» TASK INSTRUCTIONS: Locate the string "szkołą" in the listing below. Copy every line where it is found.

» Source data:
#####

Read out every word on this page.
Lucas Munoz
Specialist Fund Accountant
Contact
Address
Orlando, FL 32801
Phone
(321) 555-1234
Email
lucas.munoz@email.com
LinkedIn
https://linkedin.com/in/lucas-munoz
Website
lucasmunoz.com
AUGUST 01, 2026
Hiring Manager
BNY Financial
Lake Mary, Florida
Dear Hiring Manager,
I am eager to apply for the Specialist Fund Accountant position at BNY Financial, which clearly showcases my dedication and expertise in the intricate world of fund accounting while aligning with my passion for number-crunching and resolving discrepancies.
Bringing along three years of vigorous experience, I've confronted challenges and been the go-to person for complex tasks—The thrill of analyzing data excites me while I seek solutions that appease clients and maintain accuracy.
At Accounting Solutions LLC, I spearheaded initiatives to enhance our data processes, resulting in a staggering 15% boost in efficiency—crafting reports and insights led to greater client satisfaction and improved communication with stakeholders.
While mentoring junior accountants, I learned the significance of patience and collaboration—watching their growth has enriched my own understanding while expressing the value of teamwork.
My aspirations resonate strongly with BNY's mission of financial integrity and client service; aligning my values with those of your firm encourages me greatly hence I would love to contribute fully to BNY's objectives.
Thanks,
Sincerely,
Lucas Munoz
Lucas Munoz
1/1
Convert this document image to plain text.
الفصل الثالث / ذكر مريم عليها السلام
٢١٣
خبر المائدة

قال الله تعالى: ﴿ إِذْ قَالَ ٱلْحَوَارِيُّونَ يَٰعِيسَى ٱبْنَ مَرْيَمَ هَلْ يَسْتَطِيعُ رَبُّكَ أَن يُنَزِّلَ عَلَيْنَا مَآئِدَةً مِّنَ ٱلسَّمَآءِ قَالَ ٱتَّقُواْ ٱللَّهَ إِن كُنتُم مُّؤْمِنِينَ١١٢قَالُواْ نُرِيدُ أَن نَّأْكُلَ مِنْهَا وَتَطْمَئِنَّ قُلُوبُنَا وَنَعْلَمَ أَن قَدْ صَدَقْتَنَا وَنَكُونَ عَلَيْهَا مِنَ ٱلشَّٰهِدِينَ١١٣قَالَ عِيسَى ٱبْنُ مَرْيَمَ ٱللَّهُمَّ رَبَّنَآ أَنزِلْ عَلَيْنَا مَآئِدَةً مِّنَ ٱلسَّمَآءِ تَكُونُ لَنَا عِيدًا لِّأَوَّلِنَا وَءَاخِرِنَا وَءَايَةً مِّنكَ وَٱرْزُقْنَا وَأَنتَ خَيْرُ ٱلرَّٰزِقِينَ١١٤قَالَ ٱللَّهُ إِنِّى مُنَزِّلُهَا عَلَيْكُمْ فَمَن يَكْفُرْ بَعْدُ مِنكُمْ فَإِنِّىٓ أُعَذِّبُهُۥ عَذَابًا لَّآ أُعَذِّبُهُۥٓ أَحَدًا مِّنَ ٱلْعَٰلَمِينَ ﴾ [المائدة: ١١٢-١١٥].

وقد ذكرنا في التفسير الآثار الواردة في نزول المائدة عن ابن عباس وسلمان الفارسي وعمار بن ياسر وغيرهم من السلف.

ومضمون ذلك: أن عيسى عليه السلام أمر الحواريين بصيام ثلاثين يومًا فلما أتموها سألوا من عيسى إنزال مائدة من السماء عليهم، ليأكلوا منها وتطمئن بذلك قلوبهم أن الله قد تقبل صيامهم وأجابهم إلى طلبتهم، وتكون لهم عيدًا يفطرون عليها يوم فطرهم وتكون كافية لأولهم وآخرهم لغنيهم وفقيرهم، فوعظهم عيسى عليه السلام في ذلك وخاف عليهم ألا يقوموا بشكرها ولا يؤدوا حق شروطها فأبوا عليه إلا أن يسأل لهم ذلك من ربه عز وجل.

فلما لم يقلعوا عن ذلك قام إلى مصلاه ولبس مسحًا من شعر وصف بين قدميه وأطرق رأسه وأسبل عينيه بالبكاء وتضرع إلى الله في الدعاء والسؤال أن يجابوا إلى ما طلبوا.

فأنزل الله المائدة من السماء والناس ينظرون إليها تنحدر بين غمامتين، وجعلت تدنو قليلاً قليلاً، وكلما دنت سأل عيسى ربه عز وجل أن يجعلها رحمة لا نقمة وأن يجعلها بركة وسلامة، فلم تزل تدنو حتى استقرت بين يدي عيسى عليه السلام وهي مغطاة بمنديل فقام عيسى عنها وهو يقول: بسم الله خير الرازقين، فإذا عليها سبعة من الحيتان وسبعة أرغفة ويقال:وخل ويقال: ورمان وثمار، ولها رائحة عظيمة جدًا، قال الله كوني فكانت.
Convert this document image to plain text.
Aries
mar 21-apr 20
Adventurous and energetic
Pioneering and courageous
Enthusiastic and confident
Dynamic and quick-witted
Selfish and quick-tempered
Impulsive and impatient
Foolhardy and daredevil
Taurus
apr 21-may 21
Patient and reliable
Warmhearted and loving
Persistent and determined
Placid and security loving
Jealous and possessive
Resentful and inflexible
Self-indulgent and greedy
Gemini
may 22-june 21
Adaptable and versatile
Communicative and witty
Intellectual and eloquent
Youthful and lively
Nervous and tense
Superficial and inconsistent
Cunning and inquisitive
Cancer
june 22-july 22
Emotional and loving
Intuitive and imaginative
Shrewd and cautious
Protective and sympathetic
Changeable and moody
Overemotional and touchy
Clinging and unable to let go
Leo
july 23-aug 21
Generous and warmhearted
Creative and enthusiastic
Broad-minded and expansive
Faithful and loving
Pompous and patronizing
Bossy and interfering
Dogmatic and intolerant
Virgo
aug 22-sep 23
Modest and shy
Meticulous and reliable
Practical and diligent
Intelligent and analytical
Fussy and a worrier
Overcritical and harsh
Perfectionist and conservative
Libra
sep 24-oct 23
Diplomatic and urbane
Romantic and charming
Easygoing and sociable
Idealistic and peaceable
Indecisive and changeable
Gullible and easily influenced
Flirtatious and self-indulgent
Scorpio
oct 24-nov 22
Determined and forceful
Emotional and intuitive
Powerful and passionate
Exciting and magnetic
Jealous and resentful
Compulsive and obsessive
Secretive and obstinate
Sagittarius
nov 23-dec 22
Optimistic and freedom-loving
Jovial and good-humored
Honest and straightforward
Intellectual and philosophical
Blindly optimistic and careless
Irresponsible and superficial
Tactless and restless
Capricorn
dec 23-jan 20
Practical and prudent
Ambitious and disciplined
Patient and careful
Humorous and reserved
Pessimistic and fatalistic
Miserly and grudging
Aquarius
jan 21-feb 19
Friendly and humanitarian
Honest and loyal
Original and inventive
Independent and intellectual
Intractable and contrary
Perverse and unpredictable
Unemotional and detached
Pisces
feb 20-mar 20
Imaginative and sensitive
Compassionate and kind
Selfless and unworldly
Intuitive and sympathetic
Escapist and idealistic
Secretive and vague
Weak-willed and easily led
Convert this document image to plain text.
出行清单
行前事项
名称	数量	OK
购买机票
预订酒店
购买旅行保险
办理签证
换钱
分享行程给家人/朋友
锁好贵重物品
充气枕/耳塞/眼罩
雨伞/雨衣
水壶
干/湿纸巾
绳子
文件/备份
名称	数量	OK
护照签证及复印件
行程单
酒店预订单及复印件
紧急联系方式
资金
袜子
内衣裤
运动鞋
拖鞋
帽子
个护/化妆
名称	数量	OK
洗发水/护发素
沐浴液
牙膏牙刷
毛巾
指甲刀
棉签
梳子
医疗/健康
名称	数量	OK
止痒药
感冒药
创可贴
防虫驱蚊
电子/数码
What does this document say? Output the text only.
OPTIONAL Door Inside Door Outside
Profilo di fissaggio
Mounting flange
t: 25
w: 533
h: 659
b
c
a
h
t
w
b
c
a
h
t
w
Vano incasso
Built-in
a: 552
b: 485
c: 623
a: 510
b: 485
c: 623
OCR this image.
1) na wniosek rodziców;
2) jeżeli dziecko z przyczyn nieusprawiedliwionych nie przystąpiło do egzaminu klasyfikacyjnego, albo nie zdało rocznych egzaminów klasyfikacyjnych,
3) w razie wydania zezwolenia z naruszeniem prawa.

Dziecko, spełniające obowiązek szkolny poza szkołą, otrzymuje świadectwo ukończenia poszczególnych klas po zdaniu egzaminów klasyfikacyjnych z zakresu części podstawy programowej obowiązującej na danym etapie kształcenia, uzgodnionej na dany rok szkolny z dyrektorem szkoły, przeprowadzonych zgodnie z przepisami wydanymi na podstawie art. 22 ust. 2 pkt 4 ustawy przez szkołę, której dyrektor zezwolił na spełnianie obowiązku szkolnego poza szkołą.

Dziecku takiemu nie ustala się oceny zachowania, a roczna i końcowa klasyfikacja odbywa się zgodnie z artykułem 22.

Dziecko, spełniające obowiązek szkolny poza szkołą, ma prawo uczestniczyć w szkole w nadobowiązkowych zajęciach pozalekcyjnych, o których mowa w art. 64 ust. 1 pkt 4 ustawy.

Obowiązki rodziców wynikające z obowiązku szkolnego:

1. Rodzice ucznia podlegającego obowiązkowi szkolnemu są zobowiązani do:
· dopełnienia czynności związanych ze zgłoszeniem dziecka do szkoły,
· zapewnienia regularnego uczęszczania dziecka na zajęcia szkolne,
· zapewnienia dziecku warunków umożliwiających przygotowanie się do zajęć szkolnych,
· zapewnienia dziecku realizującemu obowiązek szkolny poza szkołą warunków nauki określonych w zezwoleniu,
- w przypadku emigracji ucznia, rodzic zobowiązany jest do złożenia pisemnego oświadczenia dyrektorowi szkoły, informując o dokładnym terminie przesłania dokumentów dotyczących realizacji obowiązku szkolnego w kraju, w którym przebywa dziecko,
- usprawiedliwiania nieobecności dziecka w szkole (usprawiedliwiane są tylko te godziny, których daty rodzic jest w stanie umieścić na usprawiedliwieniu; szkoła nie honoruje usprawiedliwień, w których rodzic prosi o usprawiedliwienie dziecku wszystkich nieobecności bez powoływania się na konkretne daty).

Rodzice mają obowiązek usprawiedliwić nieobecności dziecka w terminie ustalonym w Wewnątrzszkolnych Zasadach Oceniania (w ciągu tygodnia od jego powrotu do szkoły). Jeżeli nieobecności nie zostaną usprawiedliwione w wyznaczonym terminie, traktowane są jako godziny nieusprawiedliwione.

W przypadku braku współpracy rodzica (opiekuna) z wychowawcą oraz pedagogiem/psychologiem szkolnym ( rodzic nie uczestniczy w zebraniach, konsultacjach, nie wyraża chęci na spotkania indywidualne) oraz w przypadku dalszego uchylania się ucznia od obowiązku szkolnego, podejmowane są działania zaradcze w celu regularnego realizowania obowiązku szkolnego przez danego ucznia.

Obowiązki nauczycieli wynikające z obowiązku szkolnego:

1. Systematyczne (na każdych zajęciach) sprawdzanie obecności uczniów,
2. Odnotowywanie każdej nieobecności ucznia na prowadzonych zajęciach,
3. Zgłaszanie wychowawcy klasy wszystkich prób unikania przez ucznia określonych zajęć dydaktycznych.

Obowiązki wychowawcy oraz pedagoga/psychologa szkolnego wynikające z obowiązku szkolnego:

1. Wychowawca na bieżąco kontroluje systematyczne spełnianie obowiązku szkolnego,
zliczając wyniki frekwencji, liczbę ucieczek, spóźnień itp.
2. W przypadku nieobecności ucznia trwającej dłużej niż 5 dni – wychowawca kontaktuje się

#####

» RESPONSE FOR THIS EXERCISE:
Dziecko, spełniające obowiązek szkolny poza szkołą, otrzymuje świadectwo ukończenia poszczególnych klas po zdaniu egzaminów klasyfikacyjnych z zakresu części podstawy programowej obowiązującej na danym etapie kształcenia, uzgodnionej na dany rok szkolny z dyrektorem szkoły, przeprowadzonych zgodnie z przepisami wydanymi na podstawie art. 22 ust. 2 pkt 4 ustawy przez szkołę, której dyrektor zezwolił na spełnianie obowiązku szkolnego poza szkołą.
Dziecko, spełniające obowiązek szkolny poza szkołą, ma prawo uczestniczyć w szkole w nadobowiązkowych zajęciach pozalekcyjnych, o których mowa w art. 64 ust. 1 pkt 4 ustawy.
· zapewnienia dziecku realizującemu obowiązek szkolny poza szkołą warunków nauki określonych w zezwoleniu,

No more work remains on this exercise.